Nothing but the lines from the one that contains "Give me the JSON representation" through the end of the listing should appear, set down exactly.

Figure data in JSON:
────────────────────
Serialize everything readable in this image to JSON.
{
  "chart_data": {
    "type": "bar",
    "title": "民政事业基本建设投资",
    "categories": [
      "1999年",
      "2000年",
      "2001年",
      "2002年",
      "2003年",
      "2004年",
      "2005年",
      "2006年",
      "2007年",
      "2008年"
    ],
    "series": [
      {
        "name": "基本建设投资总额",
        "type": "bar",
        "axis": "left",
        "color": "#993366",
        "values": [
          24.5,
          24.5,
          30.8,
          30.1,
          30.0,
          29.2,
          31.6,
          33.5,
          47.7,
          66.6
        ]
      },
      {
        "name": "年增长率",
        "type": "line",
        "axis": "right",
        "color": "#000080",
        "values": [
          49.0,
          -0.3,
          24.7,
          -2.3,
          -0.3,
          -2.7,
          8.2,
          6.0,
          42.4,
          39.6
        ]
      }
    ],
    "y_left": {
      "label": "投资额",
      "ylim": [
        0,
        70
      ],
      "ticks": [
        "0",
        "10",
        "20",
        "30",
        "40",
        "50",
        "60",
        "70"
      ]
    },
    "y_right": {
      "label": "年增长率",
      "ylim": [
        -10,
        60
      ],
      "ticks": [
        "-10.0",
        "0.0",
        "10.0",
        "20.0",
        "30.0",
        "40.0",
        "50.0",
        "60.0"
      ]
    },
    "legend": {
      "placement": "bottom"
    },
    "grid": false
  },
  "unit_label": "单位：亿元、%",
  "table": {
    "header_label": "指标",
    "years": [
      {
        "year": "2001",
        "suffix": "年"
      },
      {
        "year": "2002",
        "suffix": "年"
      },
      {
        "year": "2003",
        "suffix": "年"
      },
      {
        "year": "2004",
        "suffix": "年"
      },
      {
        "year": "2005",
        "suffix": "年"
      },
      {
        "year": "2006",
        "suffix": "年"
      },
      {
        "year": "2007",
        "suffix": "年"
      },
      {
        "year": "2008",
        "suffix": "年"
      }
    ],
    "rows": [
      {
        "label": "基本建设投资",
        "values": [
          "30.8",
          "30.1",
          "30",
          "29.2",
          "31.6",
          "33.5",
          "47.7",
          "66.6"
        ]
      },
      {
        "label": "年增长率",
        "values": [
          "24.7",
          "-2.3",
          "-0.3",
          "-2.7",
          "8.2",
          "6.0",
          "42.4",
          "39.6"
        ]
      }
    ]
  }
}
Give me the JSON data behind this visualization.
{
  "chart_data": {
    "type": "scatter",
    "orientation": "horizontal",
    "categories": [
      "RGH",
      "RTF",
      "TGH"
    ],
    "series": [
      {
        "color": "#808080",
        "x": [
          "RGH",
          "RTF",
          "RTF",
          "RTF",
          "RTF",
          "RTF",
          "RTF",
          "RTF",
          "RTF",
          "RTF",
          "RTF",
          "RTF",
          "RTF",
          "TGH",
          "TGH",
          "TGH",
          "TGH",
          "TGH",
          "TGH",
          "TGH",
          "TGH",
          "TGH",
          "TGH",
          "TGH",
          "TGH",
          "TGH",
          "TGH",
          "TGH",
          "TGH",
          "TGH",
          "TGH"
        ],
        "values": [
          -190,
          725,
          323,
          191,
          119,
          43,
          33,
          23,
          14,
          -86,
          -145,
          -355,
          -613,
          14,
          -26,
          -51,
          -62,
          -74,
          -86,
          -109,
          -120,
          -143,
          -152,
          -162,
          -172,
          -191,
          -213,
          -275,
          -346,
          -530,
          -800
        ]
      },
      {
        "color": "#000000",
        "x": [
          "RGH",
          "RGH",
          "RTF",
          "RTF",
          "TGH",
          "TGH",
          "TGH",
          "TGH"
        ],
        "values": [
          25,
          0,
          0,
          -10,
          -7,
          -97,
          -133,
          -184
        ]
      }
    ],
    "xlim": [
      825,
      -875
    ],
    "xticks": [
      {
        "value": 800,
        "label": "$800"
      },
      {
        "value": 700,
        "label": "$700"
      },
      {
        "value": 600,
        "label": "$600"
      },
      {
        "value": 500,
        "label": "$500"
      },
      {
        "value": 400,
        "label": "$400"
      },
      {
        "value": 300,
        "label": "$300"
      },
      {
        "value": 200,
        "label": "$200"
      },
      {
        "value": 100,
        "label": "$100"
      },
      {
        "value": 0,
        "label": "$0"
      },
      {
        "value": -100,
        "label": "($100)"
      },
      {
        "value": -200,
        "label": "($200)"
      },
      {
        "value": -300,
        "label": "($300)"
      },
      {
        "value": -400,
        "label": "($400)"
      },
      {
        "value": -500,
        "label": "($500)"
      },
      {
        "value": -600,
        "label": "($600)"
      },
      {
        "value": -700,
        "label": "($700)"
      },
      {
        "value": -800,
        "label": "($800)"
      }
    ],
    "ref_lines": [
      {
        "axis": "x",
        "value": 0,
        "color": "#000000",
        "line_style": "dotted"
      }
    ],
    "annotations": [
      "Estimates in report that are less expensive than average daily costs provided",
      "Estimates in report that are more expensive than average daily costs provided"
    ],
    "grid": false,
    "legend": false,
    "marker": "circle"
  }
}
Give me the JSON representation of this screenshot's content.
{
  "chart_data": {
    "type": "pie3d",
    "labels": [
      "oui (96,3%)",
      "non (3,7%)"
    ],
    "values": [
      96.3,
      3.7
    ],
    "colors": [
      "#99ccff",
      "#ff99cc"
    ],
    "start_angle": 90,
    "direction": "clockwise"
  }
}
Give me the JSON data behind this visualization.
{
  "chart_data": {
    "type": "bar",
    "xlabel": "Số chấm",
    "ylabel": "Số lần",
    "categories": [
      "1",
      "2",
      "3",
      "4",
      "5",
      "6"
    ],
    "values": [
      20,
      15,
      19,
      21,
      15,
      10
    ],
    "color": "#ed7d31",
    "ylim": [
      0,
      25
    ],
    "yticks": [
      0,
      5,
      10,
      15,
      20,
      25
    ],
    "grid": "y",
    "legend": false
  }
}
────────────────────
**RESULT OF THIS TASK**
Give me the JSON representation of this screenshot's content.
{
  "chart_data": {
    "type": "pie3d",
    "labels": [
      "oui (96,3%)",
      "non (3,7%)"
    ],
    "values": [
      96.3,
      3.7
    ],
    "colors": [
      "#99ccff",
      "#ff99cc"
    ],
    "start_angle": 90,
    "direction": "clockwise"
  }
}
Give me the JSON data behind this visualization.
{
  "chart_data": {
    "type": "bar",
    "xlabel": "Số chấm",
    "ylabel": "Số lần",
    "categories": [
      "1",
      "2",
      "3",
      "4",
      "5",
      "6"
    ],
    "values": [
      20,
      15,
      19,
      21,
      15,
      10
    ],
    "color": "#ed7d31",
    "ylim": [
      0,
      25
    ],
    "yticks": [
      0,
      5,
      10,
      15,
      20,
      25
    ],
    "grid": "y",
    "legend": false
  }
}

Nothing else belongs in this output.